TASK GOAL:
Restate the complete material exactly.

TASK MATERIAL:
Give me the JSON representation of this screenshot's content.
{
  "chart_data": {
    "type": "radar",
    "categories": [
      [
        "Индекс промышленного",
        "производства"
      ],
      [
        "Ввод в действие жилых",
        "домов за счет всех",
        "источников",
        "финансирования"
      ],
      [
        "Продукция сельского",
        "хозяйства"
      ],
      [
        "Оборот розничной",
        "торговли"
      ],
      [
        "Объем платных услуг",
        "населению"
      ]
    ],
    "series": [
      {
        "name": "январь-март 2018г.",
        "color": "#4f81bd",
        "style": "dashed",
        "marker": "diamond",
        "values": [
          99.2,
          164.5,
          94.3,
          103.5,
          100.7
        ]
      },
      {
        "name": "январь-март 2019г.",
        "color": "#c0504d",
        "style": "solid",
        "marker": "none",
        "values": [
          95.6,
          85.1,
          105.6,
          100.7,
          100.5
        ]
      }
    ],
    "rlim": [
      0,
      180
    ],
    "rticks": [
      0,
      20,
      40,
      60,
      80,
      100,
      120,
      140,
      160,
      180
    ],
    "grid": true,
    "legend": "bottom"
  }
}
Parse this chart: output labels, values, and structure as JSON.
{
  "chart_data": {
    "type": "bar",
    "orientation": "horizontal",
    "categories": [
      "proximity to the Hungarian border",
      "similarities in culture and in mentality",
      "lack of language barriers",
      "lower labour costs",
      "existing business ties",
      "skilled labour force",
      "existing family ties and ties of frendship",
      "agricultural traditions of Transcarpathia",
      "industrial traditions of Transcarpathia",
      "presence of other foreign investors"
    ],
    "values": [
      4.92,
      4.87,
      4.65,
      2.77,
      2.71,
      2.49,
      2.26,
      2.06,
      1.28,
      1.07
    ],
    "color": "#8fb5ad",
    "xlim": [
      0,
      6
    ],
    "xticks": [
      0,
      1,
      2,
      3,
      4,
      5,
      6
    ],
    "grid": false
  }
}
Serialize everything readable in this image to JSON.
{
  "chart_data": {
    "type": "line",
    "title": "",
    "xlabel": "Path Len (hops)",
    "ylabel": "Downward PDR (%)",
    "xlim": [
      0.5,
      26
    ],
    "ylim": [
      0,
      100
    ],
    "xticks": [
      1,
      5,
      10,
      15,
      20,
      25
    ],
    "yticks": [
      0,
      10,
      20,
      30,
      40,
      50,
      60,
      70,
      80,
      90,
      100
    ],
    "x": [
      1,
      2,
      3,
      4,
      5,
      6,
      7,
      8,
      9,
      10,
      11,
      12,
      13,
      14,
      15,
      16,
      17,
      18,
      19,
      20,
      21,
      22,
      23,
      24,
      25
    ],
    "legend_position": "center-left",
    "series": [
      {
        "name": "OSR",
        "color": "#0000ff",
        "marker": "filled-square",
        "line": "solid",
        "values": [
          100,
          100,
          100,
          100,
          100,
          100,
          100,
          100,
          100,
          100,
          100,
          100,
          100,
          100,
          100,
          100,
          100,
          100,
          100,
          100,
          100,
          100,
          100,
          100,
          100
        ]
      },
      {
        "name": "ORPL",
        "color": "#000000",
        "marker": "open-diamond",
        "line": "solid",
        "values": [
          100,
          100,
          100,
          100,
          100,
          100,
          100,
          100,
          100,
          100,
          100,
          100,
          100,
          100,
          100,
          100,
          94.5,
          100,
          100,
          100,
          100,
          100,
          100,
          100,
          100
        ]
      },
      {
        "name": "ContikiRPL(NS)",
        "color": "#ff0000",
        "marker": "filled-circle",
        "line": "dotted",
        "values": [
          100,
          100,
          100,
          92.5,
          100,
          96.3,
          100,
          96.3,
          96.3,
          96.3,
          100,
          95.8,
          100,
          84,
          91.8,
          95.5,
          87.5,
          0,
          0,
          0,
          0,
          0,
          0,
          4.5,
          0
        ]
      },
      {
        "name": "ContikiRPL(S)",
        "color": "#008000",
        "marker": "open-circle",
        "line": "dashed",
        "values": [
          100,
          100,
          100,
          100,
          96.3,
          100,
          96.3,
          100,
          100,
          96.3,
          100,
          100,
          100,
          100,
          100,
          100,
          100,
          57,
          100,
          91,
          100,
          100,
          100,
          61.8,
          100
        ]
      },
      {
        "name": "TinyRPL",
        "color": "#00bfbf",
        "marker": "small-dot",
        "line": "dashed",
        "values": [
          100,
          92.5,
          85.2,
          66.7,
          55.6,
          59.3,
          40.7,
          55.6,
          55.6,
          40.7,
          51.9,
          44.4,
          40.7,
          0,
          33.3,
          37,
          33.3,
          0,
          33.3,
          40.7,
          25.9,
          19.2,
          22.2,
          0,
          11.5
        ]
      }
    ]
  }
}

EXPECTED OUTPUT:
Give me the JSON representation of this screenshot's content.
{
  "chart_data": {
    "type": "radar",
    "categories": [
      [
        "Индекс промышленного",
        "производства"
      ],
      [
        "Ввод в действие жилых",
        "домов за счет всех",
        "источников",
        "финансирования"
      ],
      [
        "Продукция сельского",
        "хозяйства"
      ],
      [
        "Оборот розничной",
        "торговли"
      ],
      [
        "Объем платных услуг",
        "населению"
      ]
    ],
    "series": [
      {
        "name": "январь-март 2018г.",
        "color": "#4f81bd",
        "style": "dashed",
        "marker": "diamond",
        "values": [
          99.2,
          164.5,
          94.3,
          103.5,
          100.7
        ]
      },
      {
        "name": "январь-март 2019г.",
        "color": "#c0504d",
        "style": "solid",
        "marker": "none",
        "values": [
          95.6,
          85.1,
          105.6,
          100.7,
          100.5
        ]
      }
    ],
    "rlim": [
      0,
      180
    ],
    "rticks": [
      0,
      20,
      40,
      60,
      80,
      100,
      120,
      140,
      160,
      180
    ],
    "grid": true,
    "legend": "bottom"
  }
}
Parse this chart: output labels, values, and structure as JSON.
{
  "chart_data": {
    "type": "bar",
    "orientation": "horizontal",
    "categories": [
      "proximity to the Hungarian border",
      "similarities in culture and in mentality",
      "lack of language barriers",
      "lower labour costs",
      "existing business ties",
      "skilled labour force",
      "existing family ties and ties of frendship",
      "agricultural traditions of Transcarpathia",
      "industrial traditions of Transcarpathia",
      "presence of other foreign investors"
    ],
    "values": [
      4.92,
      4.87,
      4.65,
      2.77,
      2.71,
      2.49,
      2.26,
      2.06,
      1.28,
      1.07
    ],
    "color": "#8fb5ad",
    "xlim": [
      0,
      6
    ],
    "xticks": [
      0,
      1,
      2,
      3,
      4,
      5,
      6
    ],
    "grid": false
  }
}
Serialize everything readable in this image to JSON.
{
  "chart_data": {
    "type": "line",
    "title": "",
    "xlabel": "Path Len (hops)",
    "ylabel": "Downward PDR (%)",
    "xlim": [
      0.5,
      26
    ],
    "ylim": [
      0,
      100
    ],
    "xticks": [
      1,
      5,
      10,
      15,
      20,
      25
    ],
    "yticks": [
      0,
      10,
      20,
      30,
      40,
      50,
      60,
      70,
      80,
      90,
      100
    ],
    "x": [
      1,
      2,
      3,
      4,
      5,
      6,
      7,
      8,
      9,
      10,
      11,
      12,
      13,
      14,
      15,
      16,
      17,
      18,
      19,
      20,
      21,
      22,
      23,
      24,
      25
    ],
    "legend_position": "center-left",
    "series": [
      {
        "name": "OSR",
        "color": "#0000ff",
        "marker": "filled-square",
        "line": "solid",
        "values": [
          100,
          100,
          100,
          100,
          100,
          100,
          100,
          100,
          100,
          100,
          100,
          100,
          100,
          100,
          100,
          100,
          100,
          100,
          100,
          100,
          100,
          100,
          100,
          100,
          100
        ]
      },
      {
        "name": "ORPL",
        "color": "#000000",
        "marker": "open-diamond",
        "line": "solid",
        "values": [
          100,
          100,
          100,
          100,
          100,
          100,
          100,
          100,
          100,
          100,
          100,
          100,
          100,
          100,
          100,
          100,
          94.5,
          100,
          100,
          100,
          100,
          100,
          100,
          100,
          100
        ]
      },
      {
        "name": "ContikiRPL(NS)",
        "color": "#ff0000",
        "marker": "filled-circle",
        "line": "dotted",
        "values": [
          100,
          100,
          100,
          92.5,
          100,
          96.3,
          100,
          96.3,
          96.3,
          96.3,
          100,
          95.8,
          100,
          84,
          91.8,
          95.5,
          87.5,
          0,
          0,
          0,
          0,
          0,
          0,
          4.5,
          0
        ]
      },
      {
        "name": "ContikiRPL(S)",
        "color": "#008000",
        "marker": "open-circle",
        "line": "dashed",
        "values": [
          100,
          100,
          100,
          100,
          96.3,
          100,
          96.3,
          100,
          100,
          96.3,
          100,
          100,
          100,
          100,
          100,
          100,
          100,
          57,
          100,
          91,
          100,
          100,
          100,
          61.8,
          100
        ]
      },
      {
        "name": "TinyRPL",
        "color": "#00bfbf",
        "marker": "small-dot",
        "line": "dashed",
        "values": [
          100,
          92.5,
          85.2,
          66.7,
          55.6,
          59.3,
          40.7,
          55.6,
          55.6,
          40.7,
          51.9,
          44.4,
          40.7,
          0,
          33.3,
          37,
          33.3,
          0,
          33.3,
          40.7,
          25.9,
          19.2,
          22.2,
          0,
          11.5
        ]
      }
    ]
  }
}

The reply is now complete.